→ **STATED EXERCISE A**:
According to the passage about Murray, how many students did his Suburban Conference Student Council represent?

---------- TEXT SHOWN ----------

As a young boy, he had been in the room with many political figures, including President John F. Kennedy, Robert Kennedy, and Evert Dirksen to name a few. He got to meet Vice President Hubert Humphrey, Vice President Walter Mondale, and a couple of Minnesota governors, all before he was in high school. Murray was a high achiever and grew up being the “only black kid in school” from 5th grade to 12th grade. Out of 1200 students in junior high, he was the president of the student council. At Alexander Ramsey High School, Murray was the vice president of the junior class, student council, and the canteen council that planned the dances. As a senior, he was to become student council president, but he told the school principal that he would like to see the first woman in the history of the school become student council president. Murray then convinced the principal to let him create a new conference-wide student council. After meeting with all thirteen principals, he founded and became president of a Suburban Conference Student Council representing 22,000 students in thirteen high schools.

---------- THE INPUT ----------

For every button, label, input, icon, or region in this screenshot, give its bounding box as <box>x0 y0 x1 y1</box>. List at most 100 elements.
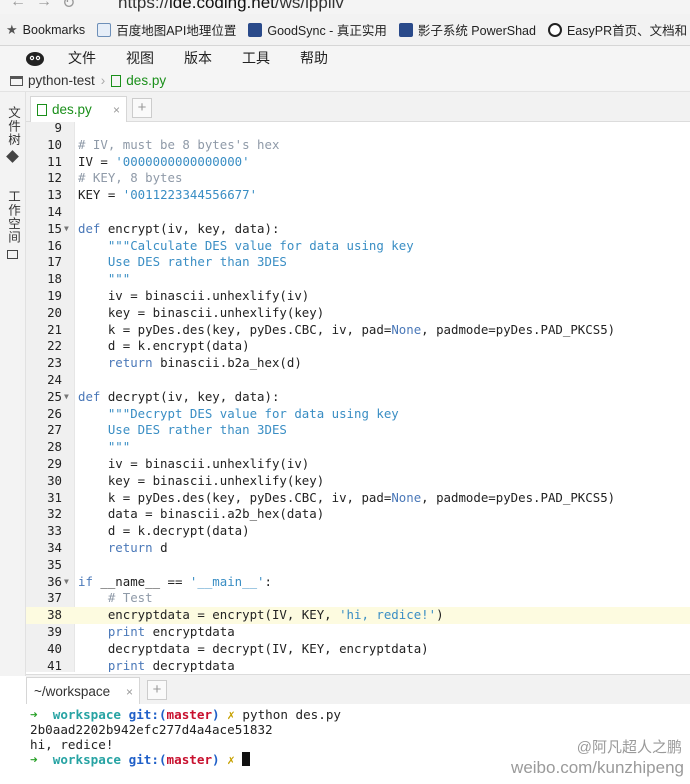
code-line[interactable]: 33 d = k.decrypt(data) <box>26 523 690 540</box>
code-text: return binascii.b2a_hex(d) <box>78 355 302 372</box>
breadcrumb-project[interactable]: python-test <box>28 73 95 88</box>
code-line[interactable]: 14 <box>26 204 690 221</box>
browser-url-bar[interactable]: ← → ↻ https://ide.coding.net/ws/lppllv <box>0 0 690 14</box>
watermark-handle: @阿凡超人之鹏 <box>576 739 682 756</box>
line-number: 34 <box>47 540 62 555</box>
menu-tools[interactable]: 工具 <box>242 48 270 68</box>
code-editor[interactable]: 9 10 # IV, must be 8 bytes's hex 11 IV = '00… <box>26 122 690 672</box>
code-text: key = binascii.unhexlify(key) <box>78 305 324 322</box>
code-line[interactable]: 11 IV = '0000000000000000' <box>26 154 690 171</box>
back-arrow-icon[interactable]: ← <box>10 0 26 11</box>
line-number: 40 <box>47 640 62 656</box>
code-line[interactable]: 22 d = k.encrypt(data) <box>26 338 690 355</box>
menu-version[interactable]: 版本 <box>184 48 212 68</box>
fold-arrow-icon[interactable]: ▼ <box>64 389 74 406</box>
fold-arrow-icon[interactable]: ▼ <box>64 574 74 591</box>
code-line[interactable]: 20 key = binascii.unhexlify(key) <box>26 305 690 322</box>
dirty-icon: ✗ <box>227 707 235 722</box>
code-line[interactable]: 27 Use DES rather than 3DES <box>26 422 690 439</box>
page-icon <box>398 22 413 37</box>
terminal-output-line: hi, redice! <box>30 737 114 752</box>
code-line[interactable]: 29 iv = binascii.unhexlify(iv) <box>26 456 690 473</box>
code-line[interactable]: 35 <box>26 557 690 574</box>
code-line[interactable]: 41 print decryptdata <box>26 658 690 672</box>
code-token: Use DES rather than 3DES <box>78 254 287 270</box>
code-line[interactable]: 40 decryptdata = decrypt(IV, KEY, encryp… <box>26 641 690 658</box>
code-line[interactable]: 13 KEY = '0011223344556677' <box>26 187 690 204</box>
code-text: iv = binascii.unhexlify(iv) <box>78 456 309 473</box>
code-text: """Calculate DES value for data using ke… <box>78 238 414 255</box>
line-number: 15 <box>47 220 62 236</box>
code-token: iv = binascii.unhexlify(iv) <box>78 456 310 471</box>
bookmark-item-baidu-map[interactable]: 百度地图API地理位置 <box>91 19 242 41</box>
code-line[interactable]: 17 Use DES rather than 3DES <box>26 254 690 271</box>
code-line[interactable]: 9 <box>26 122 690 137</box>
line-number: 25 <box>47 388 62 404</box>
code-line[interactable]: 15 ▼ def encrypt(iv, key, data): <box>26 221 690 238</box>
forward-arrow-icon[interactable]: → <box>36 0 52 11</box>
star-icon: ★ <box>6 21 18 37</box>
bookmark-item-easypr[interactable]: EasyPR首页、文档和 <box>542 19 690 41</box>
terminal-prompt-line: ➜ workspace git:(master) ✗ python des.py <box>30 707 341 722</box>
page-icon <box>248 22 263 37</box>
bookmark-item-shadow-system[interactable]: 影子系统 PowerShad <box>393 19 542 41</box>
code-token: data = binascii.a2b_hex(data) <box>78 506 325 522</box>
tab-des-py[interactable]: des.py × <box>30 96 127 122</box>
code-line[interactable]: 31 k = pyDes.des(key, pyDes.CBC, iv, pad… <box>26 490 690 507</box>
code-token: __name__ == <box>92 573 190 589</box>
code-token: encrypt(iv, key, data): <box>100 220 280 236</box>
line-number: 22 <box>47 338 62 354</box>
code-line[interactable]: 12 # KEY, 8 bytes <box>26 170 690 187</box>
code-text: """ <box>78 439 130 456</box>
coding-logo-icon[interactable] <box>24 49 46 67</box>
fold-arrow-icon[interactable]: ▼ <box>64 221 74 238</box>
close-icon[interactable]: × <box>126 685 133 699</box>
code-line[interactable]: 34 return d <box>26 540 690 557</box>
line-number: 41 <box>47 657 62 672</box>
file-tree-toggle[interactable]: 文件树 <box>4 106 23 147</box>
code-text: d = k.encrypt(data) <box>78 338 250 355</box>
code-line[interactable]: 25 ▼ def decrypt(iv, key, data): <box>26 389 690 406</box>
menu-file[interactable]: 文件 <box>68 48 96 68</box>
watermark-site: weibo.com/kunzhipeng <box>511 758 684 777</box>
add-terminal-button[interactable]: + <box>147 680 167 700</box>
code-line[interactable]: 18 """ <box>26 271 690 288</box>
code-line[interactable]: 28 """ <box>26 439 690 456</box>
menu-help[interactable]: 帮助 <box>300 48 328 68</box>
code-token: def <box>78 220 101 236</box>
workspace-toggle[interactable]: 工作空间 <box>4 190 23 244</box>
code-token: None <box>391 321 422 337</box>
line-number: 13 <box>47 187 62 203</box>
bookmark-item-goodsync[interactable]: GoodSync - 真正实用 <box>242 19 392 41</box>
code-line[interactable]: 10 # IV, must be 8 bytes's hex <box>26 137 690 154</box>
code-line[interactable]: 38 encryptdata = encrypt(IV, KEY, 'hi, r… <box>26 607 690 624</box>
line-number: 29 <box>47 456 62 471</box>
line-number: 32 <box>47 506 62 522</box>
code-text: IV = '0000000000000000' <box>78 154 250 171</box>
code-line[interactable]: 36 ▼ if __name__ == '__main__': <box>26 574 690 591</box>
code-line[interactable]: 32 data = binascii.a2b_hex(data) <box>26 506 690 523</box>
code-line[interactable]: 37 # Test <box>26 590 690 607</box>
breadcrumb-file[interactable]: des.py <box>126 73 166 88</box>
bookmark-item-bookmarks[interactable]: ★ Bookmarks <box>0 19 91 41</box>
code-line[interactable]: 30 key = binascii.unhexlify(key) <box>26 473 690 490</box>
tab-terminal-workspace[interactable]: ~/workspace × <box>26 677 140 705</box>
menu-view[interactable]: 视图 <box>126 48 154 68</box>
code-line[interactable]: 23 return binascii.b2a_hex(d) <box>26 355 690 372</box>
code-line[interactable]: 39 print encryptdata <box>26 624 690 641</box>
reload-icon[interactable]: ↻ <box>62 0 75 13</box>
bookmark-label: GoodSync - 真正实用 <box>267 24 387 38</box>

----------

→ **STATED EXERCISE B**:
Please pull out every line of the rows that contains the string "menu".

→ **EXERCISE RESPONSE A**:
It represented 22,000 students in thirteen high schools.

→ **EXERCISE RESPONSE B**:
menu-tools[interactable]: 工具 <box>242 48 270 68</box>
menu-version[interactable]: 版本 <box>184 48 212 68</box>
menu-file[interactable]: 文件 <box>68 48 96 68</box>
menu-help[interactable]: 帮助 <box>300 48 328 68</box>
menu-view[interactable]: 视图 <box>126 48 154 68</box>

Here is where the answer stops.